# start of INPUT DATA

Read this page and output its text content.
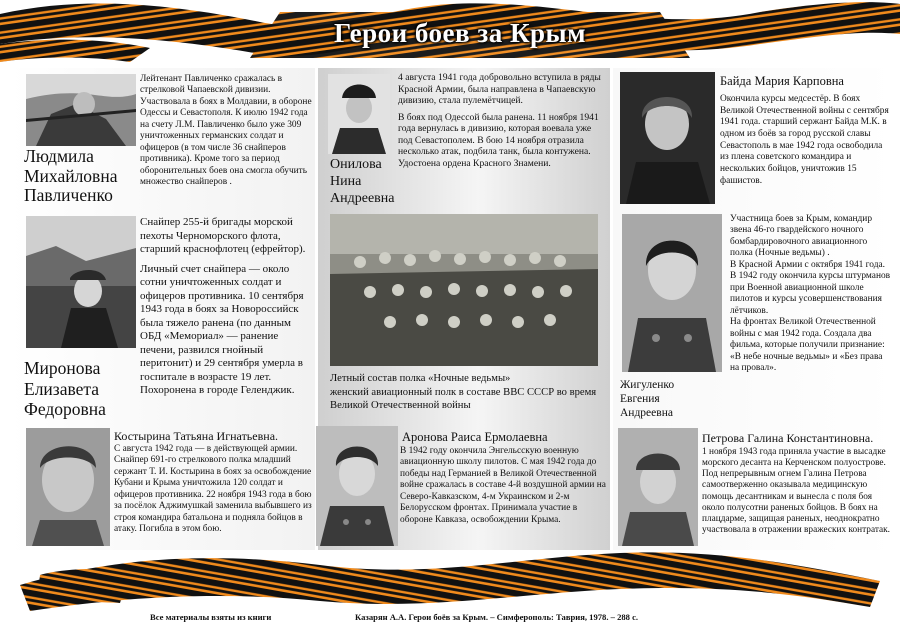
Герои боев за Крым
Людмила
Михайловна
Павличенко

Лейтенант Павличенко сражалась в стрелковой Чапаевской дивизии. Участвовала в боях в Молдавии, в обороне Одессы и Севастополя. К июлю 1942 года на счету Л.М. Павличенко было уже 309 уничтоженных германских солдат и офицеров (в том числе 36 снайперов противника). Кроме того за период оборонительных боев она смогла обучить множество снайперов .

Миронова
Елизавета
Федоровна

Снайпер 255-й бригады морской пехоты Черноморского флота, старший краснофлотец (ефрейтор).

Личный счет снайпера — около сотни уничтоженных солдат и офицеров противника. 10 сентября 1943 года в боях за Новороссийск была тяжело ранена (по данным ОБД «Мемориал» — ранение печени, развился гнойный перитонит) и 29 сентября умерла в госпитале в возрасте 19 лет. Похоронена в городе Геленджик.

Костырина Татьяна Игнатьевна.

С августа 1942 года — в действующей армии. Снайпер 691-го стрелкового полка младший сержант Т. И. Костырина в боях за освобождение Кубани и Крыма уничтожила 120 солдат и офицеров противника. 22 ноября 1943 года в бою за посёлок Аджимушкай заменила выбывшего из строя командира батальона и подняла бойцов в атаку. Погибла в этом бою.

Онилова
Нина
Андреевна

4 августа 1941 года добровольно вступила в ряды Красной Армии, была направлена в Чапаевскую дивизию, стала пулемётчицей.

В боях под Одессой была ранена. 11 ноября 1941 года вернулась в дивизию, которая воевала уже под Севастополем. В бою 14 ноября отразила несколько атак, подбила танк, была контужена. Удостоена ордена Красного Знамени.

Летный состав полка «Ночные ведьмы»
женский авиационный полк в составе ВВС СССР во время Великой Отечественной войны
Аронова Раиса Ермолаевна

В 1942 году окончила Энгельсскую военную авиационную школу пилотов. С мая 1942 года до победы над Германией в Великой Отечественной войне сражалась в составе 4-й воздушной армии на Северо-Кавказском, 4-м Украинском и 2-м Белорусском фронтах. Принимала участие в обороне Кавказа, освобождении Крыма.

Байда Мария Карповна

Окончила курсы медсестёр. В боях Великой Отечественной войны с сентября 1941 года. старший сержант Байда М.К. в одном из боёв за город русской славы Севастополь в мае 1942 года освободила из плена советского командира и нескольких бойцов, уничтожив 15 фашистов.

Жигуленко
Евгения
Андреевна

Участница боев за Крым, командир звена 46-го гвардейского ночного бомбардировочного авиационного полка (Ночные ведьмы) .

В Красной Армии с октября 1941 года. В 1942 году окончила курсы штурманов при Военной авиационной школе пилотов и курсы усовершенствования лётчиков.

На фронтах Великой Отечественной войны с мая 1942 года. Создала два фильма, которые получили признание: «В небе ночные ведьмы» и «Без права на провал».

Петрова Галина Константиновна.

1 ноября 1943 года приняла участие в высадке морского десанта на Керченском полуострове. Под непрерывным огнем Галина Петрова самоотверженно оказывала медицинскую помощь десантникам и вынесла с поля боя около полусотни раненых бойцов. В боях на плацдарме, защищая раненых, неоднократно участвовала в отражении вражеских контратак.

Все материалы взяты из книги	Казарян А.А. Герои боёв за Крым. – Симферополь: Таврия, 1978. – 288 с.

# end of INPUT DATA

Keep the pictures out of your copy, and repeat every entry above exactly.

Read this page and output its text content.
Герои боев за Крым
Людмила
Михайловна
Павличенко

Лейтенант Павличенко сражалась в стрелковой Чапаевской дивизии. Участвовала в боях в Молдавии, в обороне Одессы и Севастополя. К июлю 1942 года на счету Л.М. Павличенко было уже 309 уничтоженных германских солдат и офицеров (в том числе 36 снайперов противника). Кроме того за период оборонительных боев она смогла обучить множество снайперов .

Миронова
Елизавета
Федоровна

Снайпер 255-й бригады морской пехоты Черноморского флота, старший краснофлотец (ефрейтор).

Личный счет снайпера — около сотни уничтоженных солдат и офицеров противника. 10 сентября 1943 года в боях за Новороссийск была тяжело ранена (по данным ОБД «Мемориал» — ранение печени, развился гнойный перитонит) и 29 сентября умерла в госпитале в возрасте 19 лет. Похоронена в городе Геленджик.

Костырина Татьяна Игнатьевна.

С августа 1942 года — в действующей армии. Снайпер 691-го стрелкового полка младший сержант Т. И. Костырина в боях за освобождение Кубани и Крыма уничтожила 120 солдат и офицеров противника. 22 ноября 1943 года в бою за посёлок Аджимушкай заменила выбывшего из строя командира батальона и подняла бойцов в атаку. Погибла в этом бою.

Онилова
Нина
Андреевна

4 августа 1941 года добровольно вступила в ряды Красной Армии, была направлена в Чапаевскую дивизию, стала пулемётчицей.

В боях под Одессой была ранена. 11 ноября 1941 года вернулась в дивизию, которая воевала уже под Севастополем. В бою 14 ноября отразила несколько атак, подбила танк, была контужена. Удостоена ордена Красного Знамени.

Летный состав полка «Ночные ведьмы»
женский авиационный полк в составе ВВС СССР во время Великой Отечественной войны
Аронова Раиса Ермолаевна

В 1942 году окончила Энгельсскую военную авиационную школу пилотов. С мая 1942 года до победы над Германией в Великой Отечественной войне сражалась в составе 4-й воздушной армии на Северо-Кавказском, 4-м Украинском и 2-м Белорусском фронтах. Принимала участие в обороне Кавказа, освобождении Крыма.

Байда Мария Карповна

Окончила курсы медсестёр. В боях Великой Отечественной войны с сентября 1941 года. старший сержант Байда М.К. в одном из боёв за город русской славы Севастополь в мае 1942 года освободила из плена советского командира и нескольких бойцов, уничтожив 15 фашистов.

Жигуленко
Евгения
Андреевна

Участница боев за Крым, командир звена 46-го гвардейского ночного бомбардировочного авиационного полка (Ночные ведьмы) .

В Красной Армии с октября 1941 года. В 1942 году окончила курсы штурманов при Военной авиационной школе пилотов и курсы усовершенствования лётчиков.

На фронтах Великой Отечественной войны с мая 1942 года. Создала два фильма, которые получили признание: «В небе ночные ведьмы» и «Без права на провал».

Петрова Галина Константиновна.

1 ноября 1943 года приняла участие в высадке морского десанта на Керченском полуострове. Под непрерывным огнем Галина Петрова самоотверженно оказывала медицинскую помощь десантникам и вынесла с поля боя около полусотни раненых бойцов. В боях на плацдарме, защищая раненых, неоднократно участвовала в отражении вражеских контратак.

Все материалы взяты из книги	Казарян А.А. Герои боёв за Крым. – Симферополь: Таврия, 1978. – 288 с.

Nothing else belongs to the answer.